### Material for the task:
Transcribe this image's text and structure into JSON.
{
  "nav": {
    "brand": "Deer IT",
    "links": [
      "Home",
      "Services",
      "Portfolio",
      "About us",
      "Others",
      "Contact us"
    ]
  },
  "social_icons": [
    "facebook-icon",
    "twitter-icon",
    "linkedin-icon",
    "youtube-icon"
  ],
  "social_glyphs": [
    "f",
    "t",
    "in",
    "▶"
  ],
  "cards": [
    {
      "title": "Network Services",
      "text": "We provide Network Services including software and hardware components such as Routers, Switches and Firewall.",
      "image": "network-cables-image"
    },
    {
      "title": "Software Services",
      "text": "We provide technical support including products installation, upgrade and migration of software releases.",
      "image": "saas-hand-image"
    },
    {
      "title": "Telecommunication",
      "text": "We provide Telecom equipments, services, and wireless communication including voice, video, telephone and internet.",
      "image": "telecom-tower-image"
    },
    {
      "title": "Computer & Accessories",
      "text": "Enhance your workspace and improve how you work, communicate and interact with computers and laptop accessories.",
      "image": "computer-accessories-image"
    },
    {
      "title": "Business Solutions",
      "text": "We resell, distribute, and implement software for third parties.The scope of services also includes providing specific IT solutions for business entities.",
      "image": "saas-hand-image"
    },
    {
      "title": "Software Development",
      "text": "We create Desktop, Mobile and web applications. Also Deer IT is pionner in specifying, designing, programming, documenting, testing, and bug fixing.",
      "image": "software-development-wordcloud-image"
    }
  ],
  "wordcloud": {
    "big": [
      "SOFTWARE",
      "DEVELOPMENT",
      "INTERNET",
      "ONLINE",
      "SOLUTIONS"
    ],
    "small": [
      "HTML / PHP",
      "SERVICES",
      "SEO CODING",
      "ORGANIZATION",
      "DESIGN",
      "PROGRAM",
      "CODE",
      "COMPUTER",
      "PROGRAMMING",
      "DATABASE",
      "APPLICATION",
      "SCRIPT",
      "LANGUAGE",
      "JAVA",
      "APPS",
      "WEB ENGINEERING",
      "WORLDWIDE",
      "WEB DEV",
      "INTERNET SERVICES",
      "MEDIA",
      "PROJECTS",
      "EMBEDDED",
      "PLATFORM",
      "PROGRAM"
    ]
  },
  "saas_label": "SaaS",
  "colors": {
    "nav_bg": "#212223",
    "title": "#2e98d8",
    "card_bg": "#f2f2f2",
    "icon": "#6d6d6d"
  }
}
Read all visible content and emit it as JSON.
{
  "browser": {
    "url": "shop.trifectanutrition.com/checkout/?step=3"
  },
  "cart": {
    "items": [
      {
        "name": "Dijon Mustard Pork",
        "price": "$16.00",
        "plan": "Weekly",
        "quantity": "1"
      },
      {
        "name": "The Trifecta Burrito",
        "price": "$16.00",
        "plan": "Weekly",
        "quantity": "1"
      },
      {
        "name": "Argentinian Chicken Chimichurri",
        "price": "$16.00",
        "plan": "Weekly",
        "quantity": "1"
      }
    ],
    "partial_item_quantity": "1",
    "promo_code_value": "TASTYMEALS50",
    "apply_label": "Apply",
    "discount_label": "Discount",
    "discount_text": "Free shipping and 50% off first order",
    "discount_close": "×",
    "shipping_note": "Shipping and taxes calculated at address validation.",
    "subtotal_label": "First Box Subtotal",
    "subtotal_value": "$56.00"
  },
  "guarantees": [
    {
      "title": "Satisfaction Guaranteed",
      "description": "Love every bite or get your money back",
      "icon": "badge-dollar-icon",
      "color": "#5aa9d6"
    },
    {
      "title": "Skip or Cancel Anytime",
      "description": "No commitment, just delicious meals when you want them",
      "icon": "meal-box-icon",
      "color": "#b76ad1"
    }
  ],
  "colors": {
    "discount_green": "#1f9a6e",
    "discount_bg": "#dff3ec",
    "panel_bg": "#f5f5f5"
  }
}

### What to do:
Find the lines above holding the word "name" and show them.

### Solution to this problem:
        "name": "Dijon Mustard Pork",
        "name": "The Trifecta Burrito",
        "name": "Argentinian Chicken Chimichurri",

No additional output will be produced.